» SET TASK: Collect the lines of the entries where "this" shows up.

Stored data
┄┄┄┄┄┄┄┄┄┄

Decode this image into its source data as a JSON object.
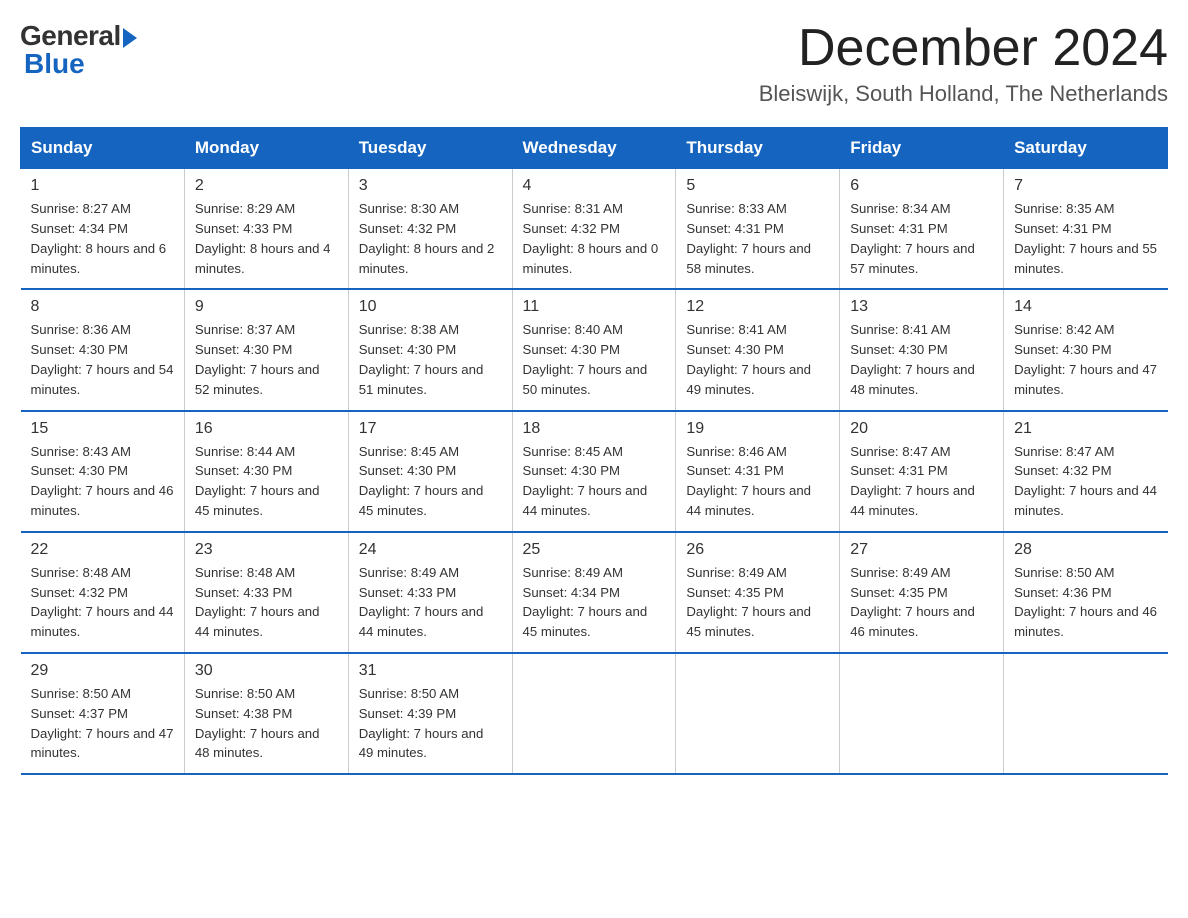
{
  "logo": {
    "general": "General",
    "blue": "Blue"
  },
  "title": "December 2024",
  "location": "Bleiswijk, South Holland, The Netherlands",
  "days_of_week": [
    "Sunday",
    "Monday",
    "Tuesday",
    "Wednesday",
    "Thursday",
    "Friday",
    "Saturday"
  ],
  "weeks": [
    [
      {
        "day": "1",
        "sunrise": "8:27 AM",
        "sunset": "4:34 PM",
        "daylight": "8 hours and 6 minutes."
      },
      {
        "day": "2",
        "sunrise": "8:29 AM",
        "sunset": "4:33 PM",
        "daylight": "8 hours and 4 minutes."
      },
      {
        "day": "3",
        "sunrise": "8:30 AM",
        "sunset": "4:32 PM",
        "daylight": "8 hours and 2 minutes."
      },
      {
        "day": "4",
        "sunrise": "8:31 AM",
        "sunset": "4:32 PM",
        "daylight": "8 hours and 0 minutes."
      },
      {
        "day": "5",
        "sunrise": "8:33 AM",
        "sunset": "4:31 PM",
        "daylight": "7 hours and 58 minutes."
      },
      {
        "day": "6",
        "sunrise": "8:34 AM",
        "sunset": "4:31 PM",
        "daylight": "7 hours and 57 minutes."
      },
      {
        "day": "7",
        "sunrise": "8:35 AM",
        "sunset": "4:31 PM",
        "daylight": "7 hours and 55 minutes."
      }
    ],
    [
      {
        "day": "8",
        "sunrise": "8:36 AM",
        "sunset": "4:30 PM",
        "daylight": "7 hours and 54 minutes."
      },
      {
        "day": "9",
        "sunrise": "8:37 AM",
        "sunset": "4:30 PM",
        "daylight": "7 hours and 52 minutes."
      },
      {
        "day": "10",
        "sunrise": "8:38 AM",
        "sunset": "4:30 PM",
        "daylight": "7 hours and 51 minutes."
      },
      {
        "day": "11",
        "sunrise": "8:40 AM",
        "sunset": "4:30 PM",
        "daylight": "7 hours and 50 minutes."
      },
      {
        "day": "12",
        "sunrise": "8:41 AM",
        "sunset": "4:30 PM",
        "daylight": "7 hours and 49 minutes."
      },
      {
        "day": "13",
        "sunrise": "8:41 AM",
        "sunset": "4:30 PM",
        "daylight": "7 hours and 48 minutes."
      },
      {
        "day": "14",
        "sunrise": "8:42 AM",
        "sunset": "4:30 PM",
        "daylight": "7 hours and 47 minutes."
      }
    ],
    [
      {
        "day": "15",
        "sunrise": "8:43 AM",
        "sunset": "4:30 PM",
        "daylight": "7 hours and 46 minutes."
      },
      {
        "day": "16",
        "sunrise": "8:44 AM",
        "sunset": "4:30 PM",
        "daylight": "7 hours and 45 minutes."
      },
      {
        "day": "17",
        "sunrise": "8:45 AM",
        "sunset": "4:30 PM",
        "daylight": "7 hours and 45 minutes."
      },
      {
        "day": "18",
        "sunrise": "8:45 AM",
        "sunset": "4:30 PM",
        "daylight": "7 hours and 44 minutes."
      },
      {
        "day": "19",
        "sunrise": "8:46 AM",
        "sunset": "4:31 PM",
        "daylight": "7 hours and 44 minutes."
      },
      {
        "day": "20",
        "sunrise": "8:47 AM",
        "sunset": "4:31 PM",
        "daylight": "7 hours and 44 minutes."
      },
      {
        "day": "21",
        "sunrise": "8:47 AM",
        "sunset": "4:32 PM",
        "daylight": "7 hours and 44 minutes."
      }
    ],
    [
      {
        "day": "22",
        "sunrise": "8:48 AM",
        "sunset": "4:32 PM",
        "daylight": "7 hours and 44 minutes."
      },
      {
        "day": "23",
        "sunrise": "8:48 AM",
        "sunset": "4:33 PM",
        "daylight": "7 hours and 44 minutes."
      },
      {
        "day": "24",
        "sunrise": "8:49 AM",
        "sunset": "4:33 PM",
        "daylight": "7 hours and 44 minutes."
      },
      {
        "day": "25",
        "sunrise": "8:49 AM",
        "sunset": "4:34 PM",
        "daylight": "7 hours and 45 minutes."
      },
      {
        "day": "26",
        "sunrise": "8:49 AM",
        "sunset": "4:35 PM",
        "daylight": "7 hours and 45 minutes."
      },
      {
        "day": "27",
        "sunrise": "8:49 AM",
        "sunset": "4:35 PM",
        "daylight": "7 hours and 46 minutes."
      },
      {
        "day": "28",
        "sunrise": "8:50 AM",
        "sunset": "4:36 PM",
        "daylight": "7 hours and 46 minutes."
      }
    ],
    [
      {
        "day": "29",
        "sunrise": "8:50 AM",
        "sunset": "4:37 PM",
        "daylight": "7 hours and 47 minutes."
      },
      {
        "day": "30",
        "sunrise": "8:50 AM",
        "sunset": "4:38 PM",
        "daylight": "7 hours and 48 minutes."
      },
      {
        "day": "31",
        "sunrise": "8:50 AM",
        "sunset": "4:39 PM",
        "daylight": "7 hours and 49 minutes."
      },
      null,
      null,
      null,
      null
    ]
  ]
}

┄┄┄┄┄┄┄┄┄┄

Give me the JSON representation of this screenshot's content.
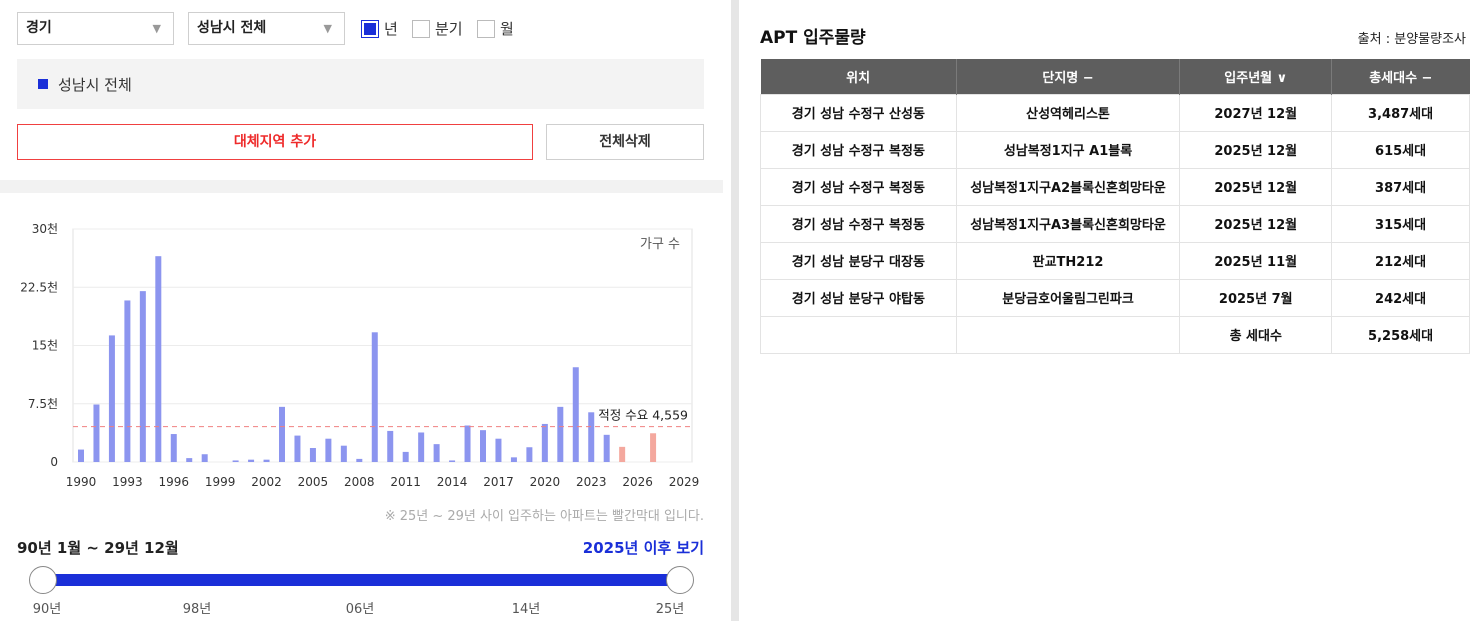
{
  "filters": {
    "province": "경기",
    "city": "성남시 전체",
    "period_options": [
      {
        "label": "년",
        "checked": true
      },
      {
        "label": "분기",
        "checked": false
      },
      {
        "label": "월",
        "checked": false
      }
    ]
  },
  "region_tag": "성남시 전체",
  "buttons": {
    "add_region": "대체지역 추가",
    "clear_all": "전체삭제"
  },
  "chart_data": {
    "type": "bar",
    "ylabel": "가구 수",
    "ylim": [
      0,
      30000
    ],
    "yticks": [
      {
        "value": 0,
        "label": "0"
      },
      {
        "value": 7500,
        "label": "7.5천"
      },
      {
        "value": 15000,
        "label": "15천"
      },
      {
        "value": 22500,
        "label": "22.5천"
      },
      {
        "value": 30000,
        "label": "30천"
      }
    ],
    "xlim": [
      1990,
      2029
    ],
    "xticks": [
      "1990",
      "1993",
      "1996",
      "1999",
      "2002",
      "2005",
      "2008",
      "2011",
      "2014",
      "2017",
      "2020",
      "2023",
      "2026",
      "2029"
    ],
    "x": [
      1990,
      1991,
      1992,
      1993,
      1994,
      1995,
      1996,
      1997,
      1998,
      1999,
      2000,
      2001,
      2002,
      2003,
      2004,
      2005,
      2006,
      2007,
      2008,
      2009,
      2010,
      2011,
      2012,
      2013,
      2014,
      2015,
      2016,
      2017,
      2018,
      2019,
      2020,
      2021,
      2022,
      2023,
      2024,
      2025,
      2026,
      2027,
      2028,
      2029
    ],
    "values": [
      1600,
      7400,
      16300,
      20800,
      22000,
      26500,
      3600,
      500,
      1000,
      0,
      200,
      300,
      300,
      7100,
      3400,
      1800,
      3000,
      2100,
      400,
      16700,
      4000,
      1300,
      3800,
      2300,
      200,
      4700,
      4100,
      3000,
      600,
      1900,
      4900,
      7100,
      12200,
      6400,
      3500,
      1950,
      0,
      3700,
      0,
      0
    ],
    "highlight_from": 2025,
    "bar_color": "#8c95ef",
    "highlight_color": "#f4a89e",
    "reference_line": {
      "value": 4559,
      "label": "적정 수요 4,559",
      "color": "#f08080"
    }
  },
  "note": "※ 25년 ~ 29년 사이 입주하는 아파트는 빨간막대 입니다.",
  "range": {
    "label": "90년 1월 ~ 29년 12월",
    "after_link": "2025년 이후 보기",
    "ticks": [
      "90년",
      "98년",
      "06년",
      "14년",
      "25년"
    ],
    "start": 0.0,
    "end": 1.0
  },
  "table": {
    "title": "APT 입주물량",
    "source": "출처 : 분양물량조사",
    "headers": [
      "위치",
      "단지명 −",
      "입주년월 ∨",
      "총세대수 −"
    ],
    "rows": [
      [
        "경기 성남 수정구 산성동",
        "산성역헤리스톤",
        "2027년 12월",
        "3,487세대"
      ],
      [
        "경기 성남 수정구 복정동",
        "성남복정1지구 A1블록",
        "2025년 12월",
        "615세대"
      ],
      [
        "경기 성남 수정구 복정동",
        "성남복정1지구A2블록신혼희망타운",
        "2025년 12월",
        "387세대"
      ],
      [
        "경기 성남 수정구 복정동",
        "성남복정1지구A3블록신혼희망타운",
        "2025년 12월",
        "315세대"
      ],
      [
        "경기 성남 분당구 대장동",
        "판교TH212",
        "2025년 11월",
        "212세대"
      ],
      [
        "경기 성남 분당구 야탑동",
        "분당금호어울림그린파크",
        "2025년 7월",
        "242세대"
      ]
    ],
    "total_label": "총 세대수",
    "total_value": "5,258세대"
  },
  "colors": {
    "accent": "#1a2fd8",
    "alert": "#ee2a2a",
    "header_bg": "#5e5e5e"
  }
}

┄┄┄┄┄┄┄┄┄┄

» COMPLETE ANSWER:
Decode this image into its source data as a JSON object.
Give me the JSON representation of this screenshot's content.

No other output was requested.